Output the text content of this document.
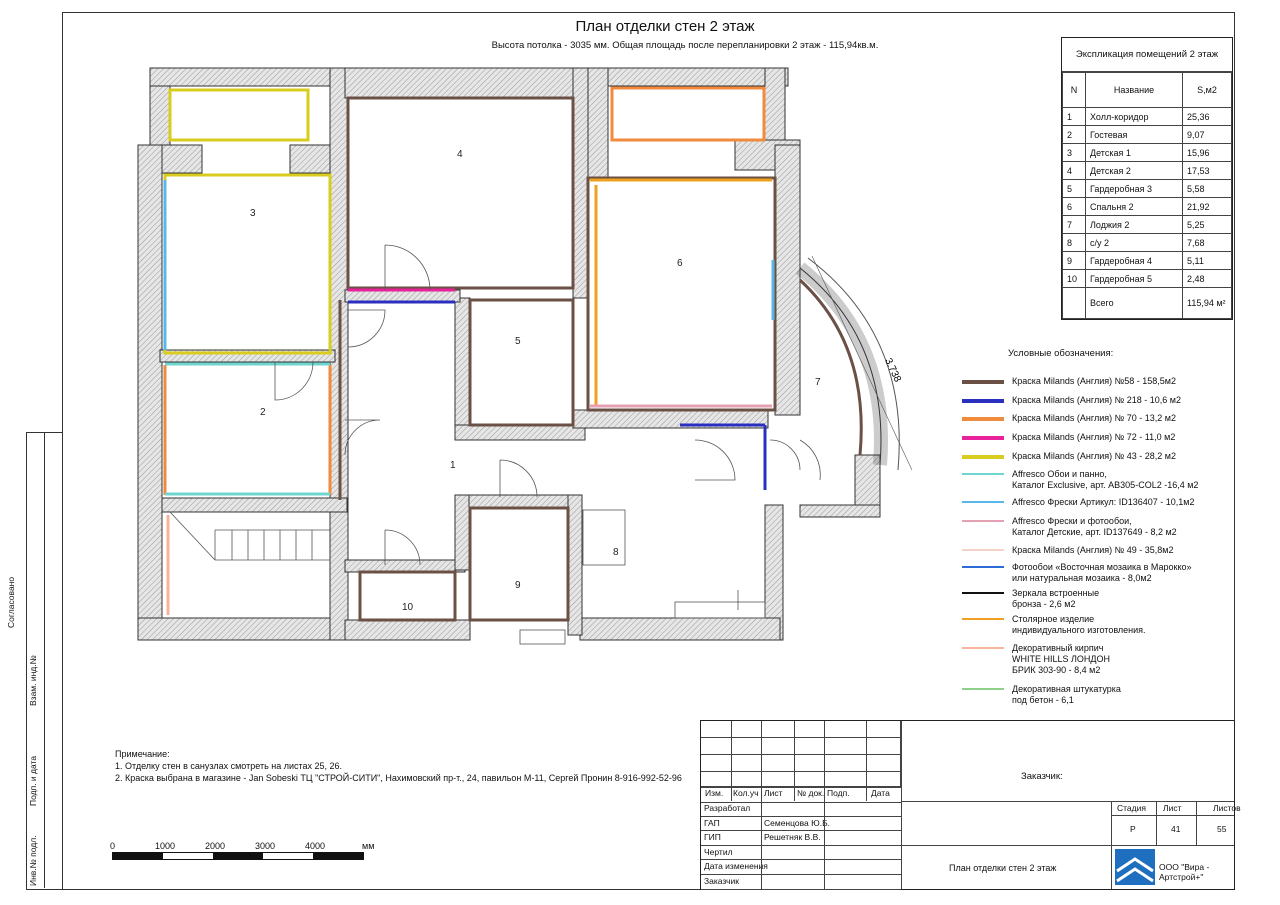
Согласовано
Взам. инд.№
Подп. и дата
Инв.№ подл.
План отделки стен 2 этаж
Высота потолка - 3035 мм. Общая площадь после перепланировки 2 этаж - 115,94кв.м.
3.738
1
2
3
4
5
6
7
8
9
10
Экспликация помещений 2 этаж
N	Название	S,м2
1	Холл-коридор	25,36
2	Гостевая	9,07
3	Детская 1	15,96
4	Детская 2	17,53
5	Гардеробная 3	5,58
6	Спальня 2	21,92
7	Лоджия 2	5,25
8	с/у 2	7,68
9	Гардеробная 4	5,11
10	Гардеробная 5	2,48
	Всего	115,94 м²
Условные обозначения:
Краска Milands (Англия) №58 - 158,5м2
Краска Milands (Англия) № 218 - 10,6 м2
Краска Milands (Англия) № 70 - 13,2 м2
Краска Milands (Англия) № 72 - 11,0 м2
Краска Milands (Англия) № 43 - 28,2 м2
Affresco Обои и панно,
Каталог Exclusive, арт. AB305-COL2 -16,4 м2
Affresco Фрески Артикул: ID136407 - 10,1м2
Affresco Фрески и фотообои,
Каталог Детские, арт. ID137649 - 8,2 м2
Краска Milands (Англия) № 49 - 35,8м2
Фотообои «Восточная мозаика в Марокко»
или натуральная мозаика - 8,0м2
Зеркала встроенные
бронза - 2,6 м2
Столярное изделие
индивидуального изготовления.
Декоративный кирпич
WHITE HILLS ЛОНДОН
БРИК 303-90 - 8,4 м2
Декоративная штукатурка
под бетон - 6,1
Примечание:
1. Отделку стен в санузлах смотреть на листах 25, 26.
2. Краска выбрана в магазине - Jan Sobeski ТЦ "СТРОЙ-СИТИ", Нахимовский пр-т., 24, павильон М-11, Сергей Пронин 8-916-992-52-96
0	1000	2000	3000	4000	мм
Заказчик:
Изм. Кол.уч Лист № док. Подп.	Дата
Разработал
ГАП	Семенцова Ю.Б.
ГИП	Решетняк В.В.
Чертил
Дата изменения
Заказчик
Стадия Лист	Листов
Р	41	55
План отделки стен 2 этаж	ООО "Вира - Артстрой+"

- - - - -

(Task requirements)
Repeat the data in full and exactly. Omit pictures.

(Reply to the exercise)
Output the text content of this document.
Согласовано
Взам. инд.№
Подп. и дата
Инв.№ подл.
План отделки стен 2 этаж
Высота потолка - 3035 мм. Общая площадь после перепланировки 2 этаж - 115,94кв.м.
3.738
1
2
3
4
5
6
7
8
9
10
Экспликация помещений 2 этаж
N	Название	S,м2
1	Холл-коридор	25,36
2	Гостевая	9,07
3	Детская 1	15,96
4	Детская 2	17,53
5	Гардеробная 3	5,58
6	Спальня 2	21,92
7	Лоджия 2	5,25
8	с/у 2	7,68
9	Гардеробная 4	5,11
10	Гардеробная 5	2,48
	Всего	115,94 м²
Условные обозначения:
Краска Milands (Англия) №58 - 158,5м2
Краска Milands (Англия) № 218 - 10,6 м2
Краска Milands (Англия) № 70 - 13,2 м2
Краска Milands (Англия) № 72 - 11,0 м2
Краска Milands (Англия) № 43 - 28,2 м2
Affresco Обои и панно,
Каталог Exclusive, арт. AB305-COL2 -16,4 м2
Affresco Фрески Артикул: ID136407 - 10,1м2
Affresco Фрески и фотообои,
Каталог Детские, арт. ID137649 - 8,2 м2
Краска Milands (Англия) № 49 - 35,8м2
Фотообои «Восточная мозаика в Марокко»
или натуральная мозаика - 8,0м2
Зеркала встроенные
бронза - 2,6 м2
Столярное изделие
индивидуального изготовления.
Декоративный кирпич
WHITE HILLS ЛОНДОН
БРИК 303-90 - 8,4 м2
Декоративная штукатурка
под бетон - 6,1
Примечание:
1. Отделку стен в санузлах смотреть на листах 25, 26.
2. Краска выбрана в магазине - Jan Sobeski ТЦ "СТРОЙ-СИТИ", Нахимовский пр-т., 24, павильон М-11, Сергей Пронин 8-916-992-52-96
0	1000	2000	3000	4000	мм
Заказчик:
Изм. Кол.уч Лист № док. Подп.	Дата
Разработал
ГАП	Семенцова Ю.Б.
ГИП	Решетняк В.В.
Чертил
Дата изменения
Заказчик
Стадия Лист	Листов
Р	41	55
План отделки стен 2 этаж	ООО "Вира - Артстрой+"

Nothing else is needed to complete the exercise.